§ **PROVIDED RECORDS**

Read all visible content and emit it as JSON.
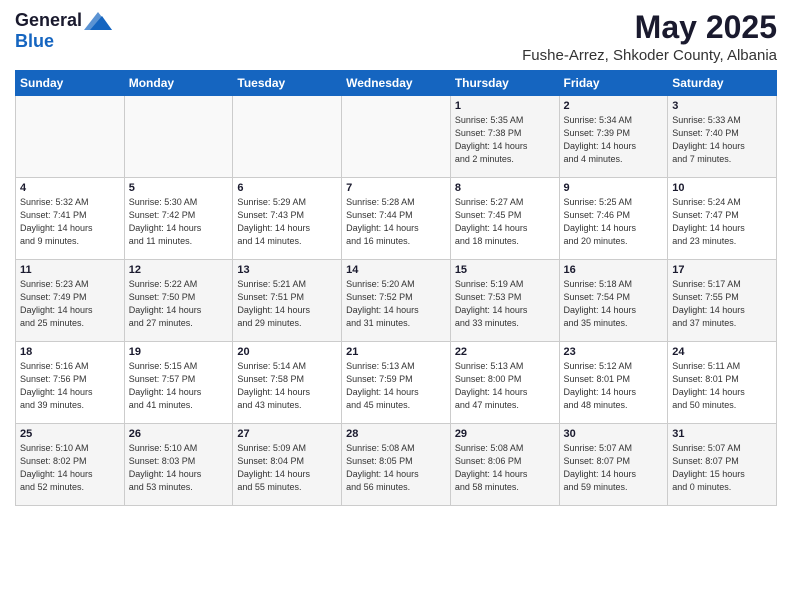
{
  "header": {
    "logo_general": "General",
    "logo_blue": "Blue",
    "month_title": "May 2025",
    "location": "Fushe-Arrez, Shkoder County, Albania"
  },
  "days_of_week": [
    "Sunday",
    "Monday",
    "Tuesday",
    "Wednesday",
    "Thursday",
    "Friday",
    "Saturday"
  ],
  "weeks": [
    [
      {
        "day": "",
        "info": ""
      },
      {
        "day": "",
        "info": ""
      },
      {
        "day": "",
        "info": ""
      },
      {
        "day": "",
        "info": ""
      },
      {
        "day": "1",
        "info": "Sunrise: 5:35 AM\nSunset: 7:38 PM\nDaylight: 14 hours\nand 2 minutes."
      },
      {
        "day": "2",
        "info": "Sunrise: 5:34 AM\nSunset: 7:39 PM\nDaylight: 14 hours\nand 4 minutes."
      },
      {
        "day": "3",
        "info": "Sunrise: 5:33 AM\nSunset: 7:40 PM\nDaylight: 14 hours\nand 7 minutes."
      }
    ],
    [
      {
        "day": "4",
        "info": "Sunrise: 5:32 AM\nSunset: 7:41 PM\nDaylight: 14 hours\nand 9 minutes."
      },
      {
        "day": "5",
        "info": "Sunrise: 5:30 AM\nSunset: 7:42 PM\nDaylight: 14 hours\nand 11 minutes."
      },
      {
        "day": "6",
        "info": "Sunrise: 5:29 AM\nSunset: 7:43 PM\nDaylight: 14 hours\nand 14 minutes."
      },
      {
        "day": "7",
        "info": "Sunrise: 5:28 AM\nSunset: 7:44 PM\nDaylight: 14 hours\nand 16 minutes."
      },
      {
        "day": "8",
        "info": "Sunrise: 5:27 AM\nSunset: 7:45 PM\nDaylight: 14 hours\nand 18 minutes."
      },
      {
        "day": "9",
        "info": "Sunrise: 5:25 AM\nSunset: 7:46 PM\nDaylight: 14 hours\nand 20 minutes."
      },
      {
        "day": "10",
        "info": "Sunrise: 5:24 AM\nSunset: 7:47 PM\nDaylight: 14 hours\nand 23 minutes."
      }
    ],
    [
      {
        "day": "11",
        "info": "Sunrise: 5:23 AM\nSunset: 7:49 PM\nDaylight: 14 hours\nand 25 minutes."
      },
      {
        "day": "12",
        "info": "Sunrise: 5:22 AM\nSunset: 7:50 PM\nDaylight: 14 hours\nand 27 minutes."
      },
      {
        "day": "13",
        "info": "Sunrise: 5:21 AM\nSunset: 7:51 PM\nDaylight: 14 hours\nand 29 minutes."
      },
      {
        "day": "14",
        "info": "Sunrise: 5:20 AM\nSunset: 7:52 PM\nDaylight: 14 hours\nand 31 minutes."
      },
      {
        "day": "15",
        "info": "Sunrise: 5:19 AM\nSunset: 7:53 PM\nDaylight: 14 hours\nand 33 minutes."
      },
      {
        "day": "16",
        "info": "Sunrise: 5:18 AM\nSunset: 7:54 PM\nDaylight: 14 hours\nand 35 minutes."
      },
      {
        "day": "17",
        "info": "Sunrise: 5:17 AM\nSunset: 7:55 PM\nDaylight: 14 hours\nand 37 minutes."
      }
    ],
    [
      {
        "day": "18",
        "info": "Sunrise: 5:16 AM\nSunset: 7:56 PM\nDaylight: 14 hours\nand 39 minutes."
      },
      {
        "day": "19",
        "info": "Sunrise: 5:15 AM\nSunset: 7:57 PM\nDaylight: 14 hours\nand 41 minutes."
      },
      {
        "day": "20",
        "info": "Sunrise: 5:14 AM\nSunset: 7:58 PM\nDaylight: 14 hours\nand 43 minutes."
      },
      {
        "day": "21",
        "info": "Sunrise: 5:13 AM\nSunset: 7:59 PM\nDaylight: 14 hours\nand 45 minutes."
      },
      {
        "day": "22",
        "info": "Sunrise: 5:13 AM\nSunset: 8:00 PM\nDaylight: 14 hours\nand 47 minutes."
      },
      {
        "day": "23",
        "info": "Sunrise: 5:12 AM\nSunset: 8:01 PM\nDaylight: 14 hours\nand 48 minutes."
      },
      {
        "day": "24",
        "info": "Sunrise: 5:11 AM\nSunset: 8:01 PM\nDaylight: 14 hours\nand 50 minutes."
      }
    ],
    [
      {
        "day": "25",
        "info": "Sunrise: 5:10 AM\nSunset: 8:02 PM\nDaylight: 14 hours\nand 52 minutes."
      },
      {
        "day": "26",
        "info": "Sunrise: 5:10 AM\nSunset: 8:03 PM\nDaylight: 14 hours\nand 53 minutes."
      },
      {
        "day": "27",
        "info": "Sunrise: 5:09 AM\nSunset: 8:04 PM\nDaylight: 14 hours\nand 55 minutes."
      },
      {
        "day": "28",
        "info": "Sunrise: 5:08 AM\nSunset: 8:05 PM\nDaylight: 14 hours\nand 56 minutes."
      },
      {
        "day": "29",
        "info": "Sunrise: 5:08 AM\nSunset: 8:06 PM\nDaylight: 14 hours\nand 58 minutes."
      },
      {
        "day": "30",
        "info": "Sunrise: 5:07 AM\nSunset: 8:07 PM\nDaylight: 14 hours\nand 59 minutes."
      },
      {
        "day": "31",
        "info": "Sunrise: 5:07 AM\nSunset: 8:07 PM\nDaylight: 15 hours\nand 0 minutes."
      }
    ]
  ]
}
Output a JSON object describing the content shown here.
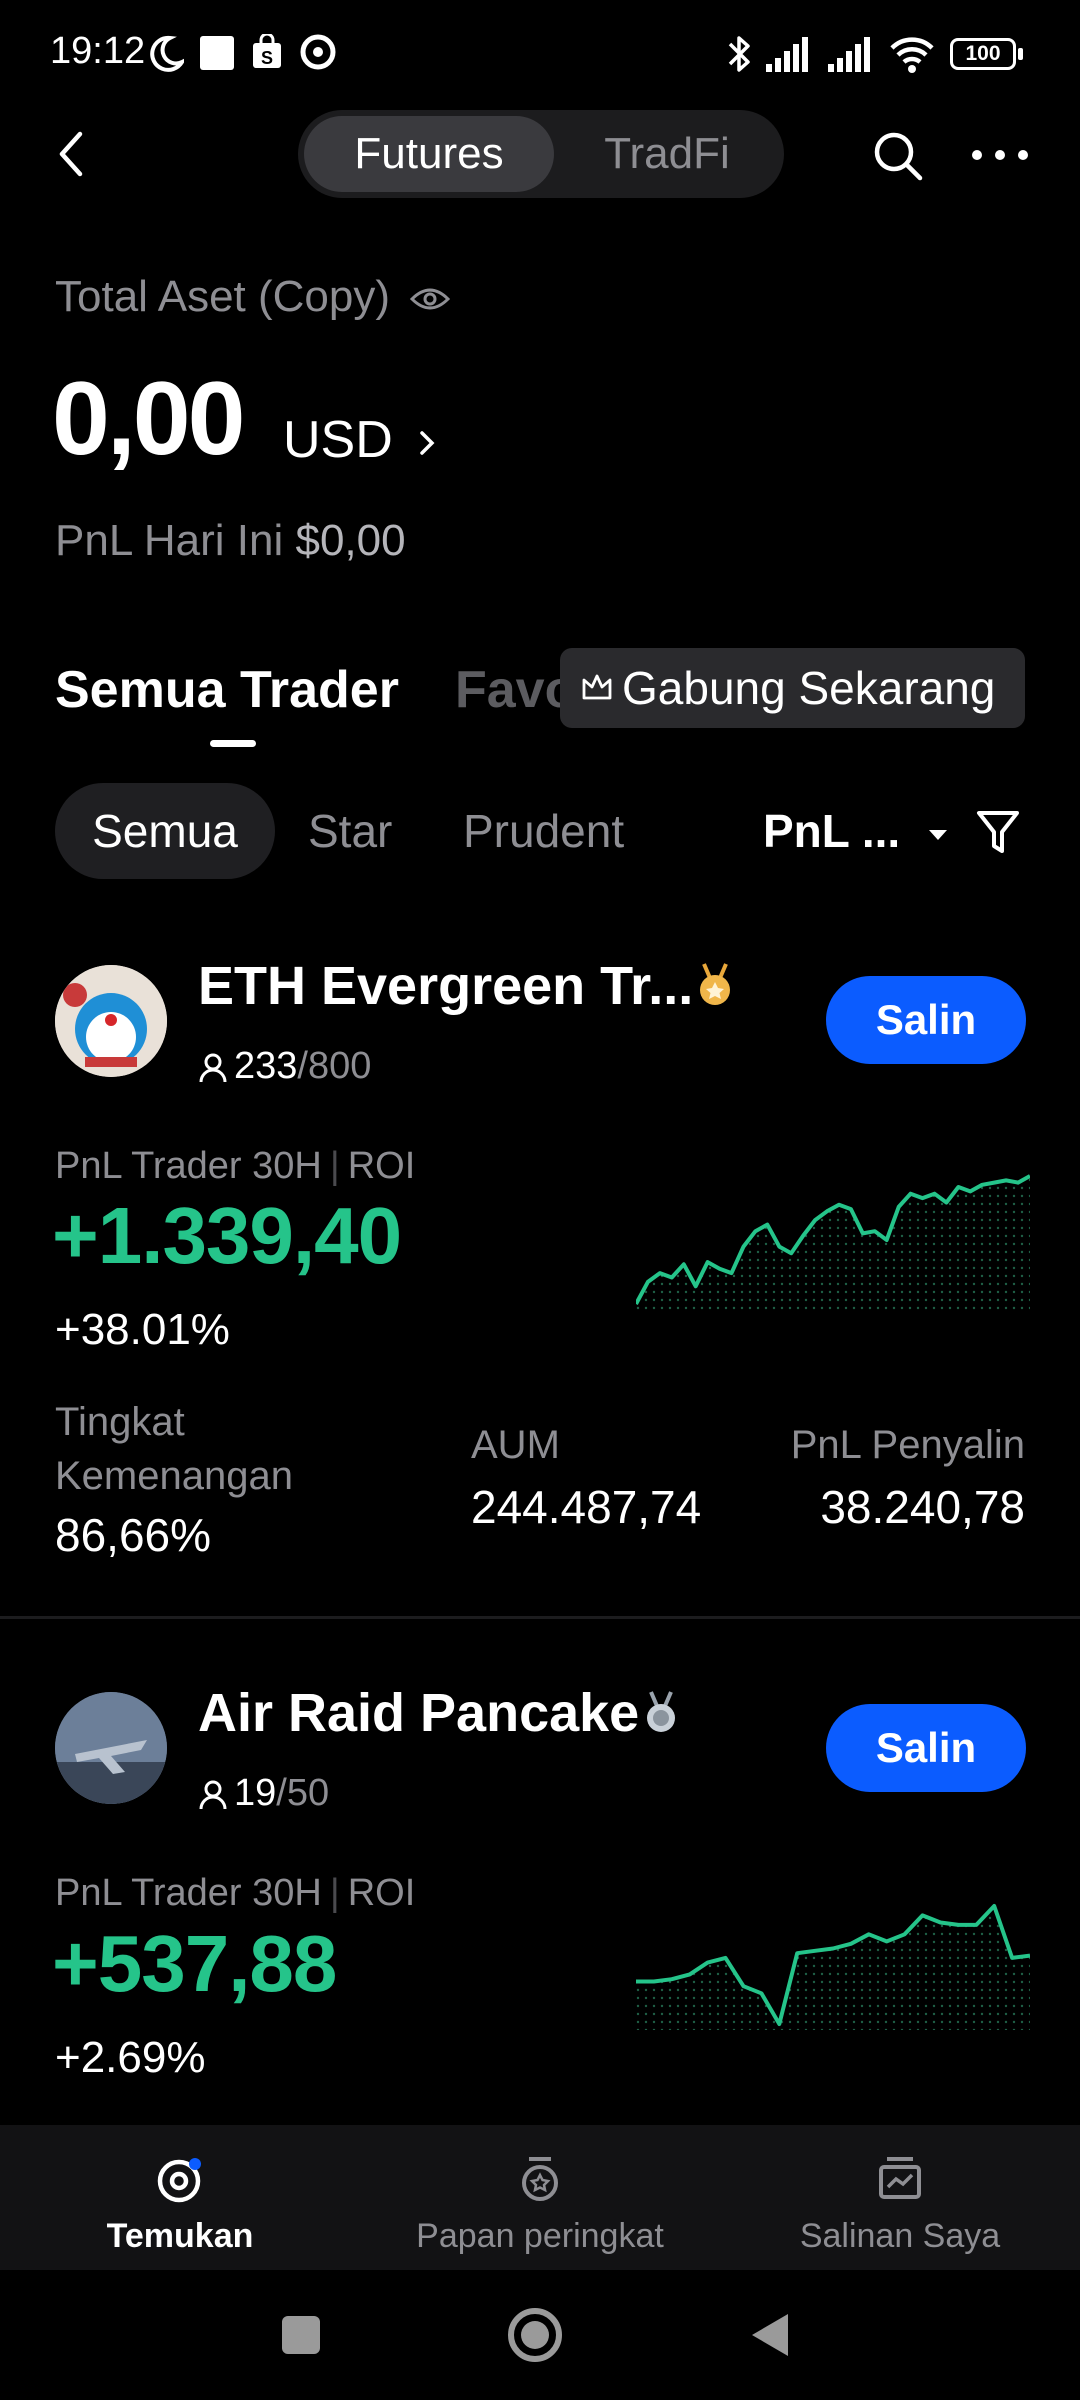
{
  "status_bar": {
    "time": "19:12",
    "battery": "100"
  },
  "header": {
    "tabs": [
      {
        "label": "Futures",
        "active": true
      },
      {
        "label": "TradFi",
        "active": false
      }
    ]
  },
  "summary": {
    "total_asset_label": "Total Aset (Copy)",
    "total_asset_value": "0,00",
    "currency": "USD",
    "pnl_today_label": "PnL Hari Ini",
    "pnl_today_value": "$0,00"
  },
  "trader_tabs": {
    "active": "Semua Trader",
    "second": "Favorit",
    "join_label": "Gabung Sekarang"
  },
  "filters": {
    "chips": [
      "Semua",
      "Star",
      "Prudent"
    ],
    "sort_label": "PnL ..."
  },
  "traders": [
    {
      "name": "ETH Evergreen Tr...",
      "copiers": "233",
      "capacity": "/800",
      "salin_label": "Salin",
      "pnl_label": "PnL Trader 30H",
      "roi_label": "ROI",
      "pnl_value": "+1.339,40",
      "roi_value": "+38.01%",
      "win_label": "Tingkat Kemenangan",
      "win_value": "86,66%",
      "aum_label": "AUM",
      "aum_value": "244.487,74",
      "copier_pnl_label": "PnL Penyalin",
      "copier_pnl_value": "38.240,78",
      "badge_icon": "gold-medal-icon",
      "sparkline": [
        2,
        12,
        16,
        14,
        20,
        10,
        21,
        18,
        16,
        28,
        35,
        38,
        28,
        25,
        33,
        40,
        44,
        47,
        45,
        34,
        35,
        31,
        46,
        52,
        50,
        52,
        48,
        55,
        53,
        56,
        57,
        58,
        57,
        60
      ]
    },
    {
      "name": "Air Raid Pancake",
      "copiers": "19",
      "capacity": "/50",
      "salin_label": "Salin",
      "pnl_label": "PnL Trader 30H",
      "roi_label": "ROI",
      "pnl_value": "+537,88",
      "roi_value": "+2.69%",
      "badge_icon": "silver-medal-icon",
      "sparkline": [
        30,
        30,
        31,
        33,
        38,
        40,
        28,
        25,
        12,
        42,
        43,
        44,
        46,
        50,
        47,
        50,
        58,
        55,
        54,
        54,
        62,
        40,
        41
      ]
    }
  ],
  "bottom_nav": [
    {
      "label": "Temukan",
      "icon": "discover-icon",
      "active": true
    },
    {
      "label": "Papan peringkat",
      "icon": "medal-icon",
      "active": false
    },
    {
      "label": "Salinan Saya",
      "icon": "portfolio-icon",
      "active": false
    }
  ],
  "colors": {
    "accent": "#0b5cff",
    "positive": "#25c48a",
    "background": "#000000"
  }
}
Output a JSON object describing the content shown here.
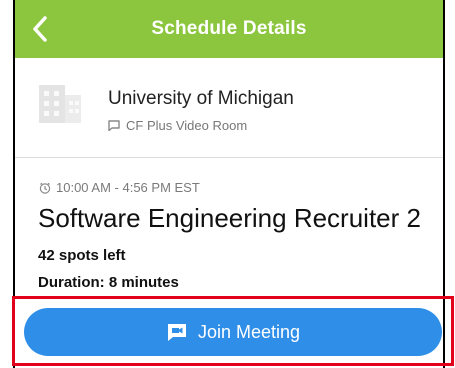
{
  "header": {
    "title": "Schedule Details"
  },
  "organization": {
    "name": "University of Michigan",
    "room": "CF Plus Video Room"
  },
  "event": {
    "time_range": "10:00 AM - 4:56 PM EST",
    "title": "Software Engineering Recruiter 2",
    "spots": "42 spots left",
    "duration": "Duration: 8 minutes"
  },
  "actions": {
    "join_label": "Join Meeting"
  },
  "colors": {
    "header_bg": "#8cc63f",
    "button_bg": "#2f8fe8",
    "highlight": "#e3001b"
  },
  "icons": {
    "back": "chevron-left-icon",
    "building": "building-icon",
    "room": "chat-icon",
    "time": "clock-icon",
    "join": "video-chat-icon"
  }
}
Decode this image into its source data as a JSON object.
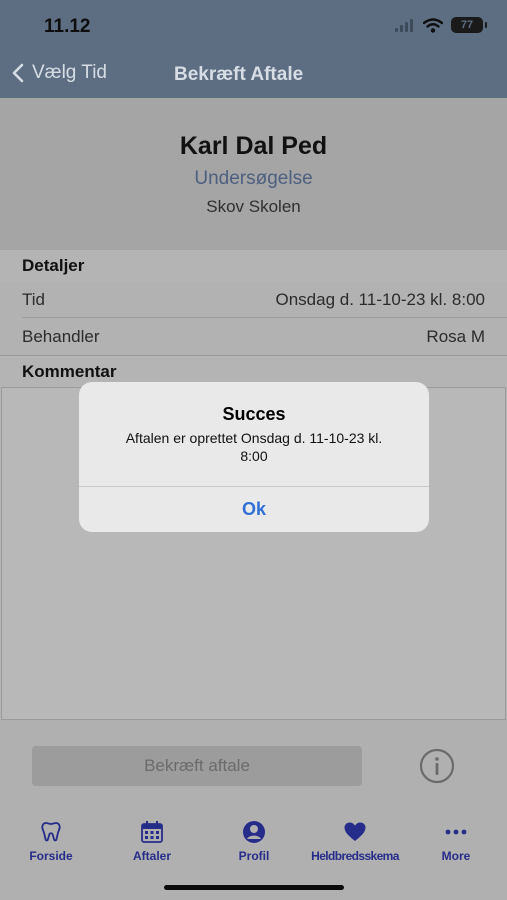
{
  "status_bar": {
    "time": "11.12",
    "battery": "77",
    "signal_icon": "cellular-signal-icon",
    "wifi_icon": "wifi-icon"
  },
  "nav": {
    "back_label": "Vælg Tid",
    "title": "Bekræft Aftale"
  },
  "appointment": {
    "name": "Karl Dal  Ped",
    "treatment": "Undersøgelse",
    "clinic": "Skov Skolen"
  },
  "details": {
    "heading": "Detaljer",
    "rows": [
      {
        "label": "Tid",
        "value": "Onsdag d. 11-10-23 kl. 8:00"
      },
      {
        "label": "Behandler",
        "value": "Rosa M"
      }
    ]
  },
  "comment": {
    "heading": "Kommentar"
  },
  "confirm_button": {
    "label": "Bekræft aftale"
  },
  "tabs": [
    {
      "label": "Forside",
      "icon": "tooth-icon"
    },
    {
      "label": "Aftaler",
      "icon": "calendar-icon"
    },
    {
      "label": "Profil",
      "icon": "profile-icon"
    },
    {
      "label": "Heldbredsskema",
      "icon": "heart-icon"
    },
    {
      "label": "More",
      "icon": "more-dots-icon"
    }
  ],
  "dialog": {
    "title": "Succes",
    "message": "Aftalen er oprettet Onsdag d. 11-10-23 kl. 8:00",
    "ok_label": "Ok"
  },
  "colors": {
    "tab_accent": "#262c8a",
    "dialog_button": "#2f6fd6",
    "header_bar": "#5d6e83"
  }
}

§ **DIRECTION**
Copy every line of the listing that includes the string "Bekræft".

§ **SOLUTION**
    "title": "Bekræft Aftale"
    "label": "Bekræft aftale"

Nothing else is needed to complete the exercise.